> [対象の本文]:
今回頂いた質問

妊娠中のマイナートラブルはどんなものがありますか。

ご質問ありがとうございます。

「マイナートラブル」は、妊娠によるホルモンの変化や子宮の増大によって生じる不快症状をさします。その症状は様々で、精神的因子も関係するため個人差が大きいのが特徴です。
妊娠経過や胎児に直接の影響を及ぼすことはありませんが、妊婦さんの不快感を軽減するためにも適切に対応することが望まれます。
下記に症状を挙げておきますので、それぞれの症状、そして予防法を教科書で再度確認しておくとよいでしょう。

妊娠中のマイナートラブル

・つわり
・めまい、立ちくらみ
・便秘
・腰背痛
・下肢のけいれん
・静脈瘤、痔
・頻尿
・浮腫
・胸やけ
・帯下
・瘙痒感

主なマイナートラブルへの対処法

つわり

起床後、簡単なものを食べてから起き上がる。少量を頻回に摂取する。

めまい、立ちくらみ

同一姿勢を長時間とらない。急な体位変換をしない。

便秘

適度な運動。食物繊維・水分の摂取。

腰背痛

正しい姿勢を保つ。妊婦体操を行う。寝る時は硬めの布団、マットレスに寝る。

下肢のけいれん

カルシウムおよびビタミンB群を十分に摂取する。適度に下肢を動かしたり、あたためたり、マッサージするによって血液循環を促す。

静脈瘤、痔

身体を締めつける衣服は避ける。

では、国家試験で出題された妊娠期のマイナートラブルに関する問題を解いてみましょう。

問題

第103回 看護師国家試験 午前問題84

妊娠期の不快症状と予防の組合せで適切なのはどれか。

1.下肢のけいれん――――葉酸の摂取
2.つわり――――――――においの強い食事の摂取
3.便秘―――――――――緩下薬の服用
4.腰痛―――――――――硬めのマットレス使用

1.× こむらがえりともよばれる。子宮の増大で下半身が血液循環不良になり起こる。カルシウムやビタミンB群を十分に摂取するようにする。貧血の場合に葉酸の摂取をすすめる。
2.× 吐き気や嘔吐、食欲不振が主な症状。空腹時やにおいによって誘発されることが多い。少量を頻回に食べるようにするとよい。
3.× プロゲステロンの影響で消化管の蠕動運動が低下し、便秘になりやすい。医師に相談したうえで緩下薬が処方されることもあるが、予防として用いられることは少ない。
4.○ 子宮増大や体重増加による重心の前方移動、ホルモンによる骨盤靱帯の弛緩など要因は様々。脊柱の自然なわん曲を保つためには、硬めのマットレスを使用する。

答え…4

編集部より

マイナートラブルの代表的なものといえばつわり。私の友人も、つわりの期間、ずっと船酔いが続いているようで辛かったと言っていました。多くの症状は自然に消滅するとはいえ、予防やケアの方法はしっかり覚えておきたいもの。妊婦さんにとっては、妊娠期を快適に過ごすことが、出産・育児をポジティブに受けとめることにつながります。

> [取り組む課題]:
[a] 本文によると、マイナートラブルの症状に個人差が大きいのはなぜですか。
[b] 本文の「妊娠中のマイナートラブルはどんなものがありますか。」で始まり「に対応することが望まれます。」まで続く部分を、「不快症状」を「不快な症状」に改めた形で書き直してください。

> [データ抜粋]:
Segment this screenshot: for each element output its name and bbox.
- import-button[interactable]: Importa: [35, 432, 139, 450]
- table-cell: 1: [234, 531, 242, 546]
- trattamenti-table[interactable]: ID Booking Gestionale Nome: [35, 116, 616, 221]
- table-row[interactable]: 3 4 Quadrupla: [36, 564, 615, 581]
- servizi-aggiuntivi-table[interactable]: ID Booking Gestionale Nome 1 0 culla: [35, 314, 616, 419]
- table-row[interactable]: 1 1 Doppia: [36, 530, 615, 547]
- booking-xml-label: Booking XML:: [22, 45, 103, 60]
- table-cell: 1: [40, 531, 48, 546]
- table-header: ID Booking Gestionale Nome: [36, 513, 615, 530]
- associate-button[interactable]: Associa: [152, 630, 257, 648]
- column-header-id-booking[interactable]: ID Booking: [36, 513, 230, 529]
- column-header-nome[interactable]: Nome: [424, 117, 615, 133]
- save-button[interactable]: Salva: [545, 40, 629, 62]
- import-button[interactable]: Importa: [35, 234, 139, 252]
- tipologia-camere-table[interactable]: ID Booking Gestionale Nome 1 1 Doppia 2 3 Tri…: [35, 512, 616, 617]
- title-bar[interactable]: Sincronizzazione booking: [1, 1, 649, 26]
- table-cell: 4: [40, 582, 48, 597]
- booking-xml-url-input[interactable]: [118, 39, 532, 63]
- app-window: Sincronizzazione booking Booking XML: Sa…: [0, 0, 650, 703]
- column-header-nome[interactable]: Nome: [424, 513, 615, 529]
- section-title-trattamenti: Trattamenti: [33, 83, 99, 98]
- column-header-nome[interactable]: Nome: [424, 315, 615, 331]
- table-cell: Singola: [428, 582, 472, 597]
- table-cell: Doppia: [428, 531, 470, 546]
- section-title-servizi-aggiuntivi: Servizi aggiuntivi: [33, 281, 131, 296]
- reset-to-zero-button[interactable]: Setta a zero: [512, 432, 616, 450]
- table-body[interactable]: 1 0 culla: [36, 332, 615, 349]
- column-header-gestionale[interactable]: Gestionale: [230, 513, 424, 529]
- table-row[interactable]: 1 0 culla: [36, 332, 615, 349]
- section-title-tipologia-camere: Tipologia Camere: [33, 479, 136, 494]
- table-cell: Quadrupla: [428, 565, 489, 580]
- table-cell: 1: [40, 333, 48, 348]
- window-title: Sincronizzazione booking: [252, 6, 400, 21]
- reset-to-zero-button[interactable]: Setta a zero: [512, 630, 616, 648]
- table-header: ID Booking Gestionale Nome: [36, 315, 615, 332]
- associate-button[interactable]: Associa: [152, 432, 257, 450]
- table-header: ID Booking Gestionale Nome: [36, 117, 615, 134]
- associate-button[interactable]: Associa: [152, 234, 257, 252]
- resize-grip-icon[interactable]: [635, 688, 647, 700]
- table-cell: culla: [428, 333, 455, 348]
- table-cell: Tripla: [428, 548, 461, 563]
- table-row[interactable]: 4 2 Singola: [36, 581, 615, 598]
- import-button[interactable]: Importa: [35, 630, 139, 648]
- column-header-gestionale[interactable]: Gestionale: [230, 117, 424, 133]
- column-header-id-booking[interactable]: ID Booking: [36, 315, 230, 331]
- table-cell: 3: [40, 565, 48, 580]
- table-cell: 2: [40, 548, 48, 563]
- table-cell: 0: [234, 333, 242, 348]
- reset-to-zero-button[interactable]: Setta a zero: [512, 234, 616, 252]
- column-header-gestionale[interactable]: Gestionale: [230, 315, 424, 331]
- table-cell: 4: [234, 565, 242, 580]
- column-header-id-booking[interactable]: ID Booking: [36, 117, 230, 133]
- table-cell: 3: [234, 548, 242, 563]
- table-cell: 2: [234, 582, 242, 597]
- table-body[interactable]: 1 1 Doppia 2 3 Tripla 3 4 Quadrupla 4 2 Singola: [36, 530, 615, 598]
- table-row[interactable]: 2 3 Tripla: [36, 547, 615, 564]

> [各課題の解答]:
[a] 精神的因子も関係するためです。

[b]
妊娠中のマイナートラブルはどんなものがありますか。

ご質問ありがとうございます。

「マイナートラブル」は、妊娠によるホルモンの変化や子宮の増大によって生じる不快な症状をさします。その症状は様々で、精神的因子も関係するため個人差が大きいのが特徴です。
妊娠経過や胎児に直接の影響を及ぼすことはありませんが、妊婦さんの不快感を軽減するためにも適切に対応することが望まれます。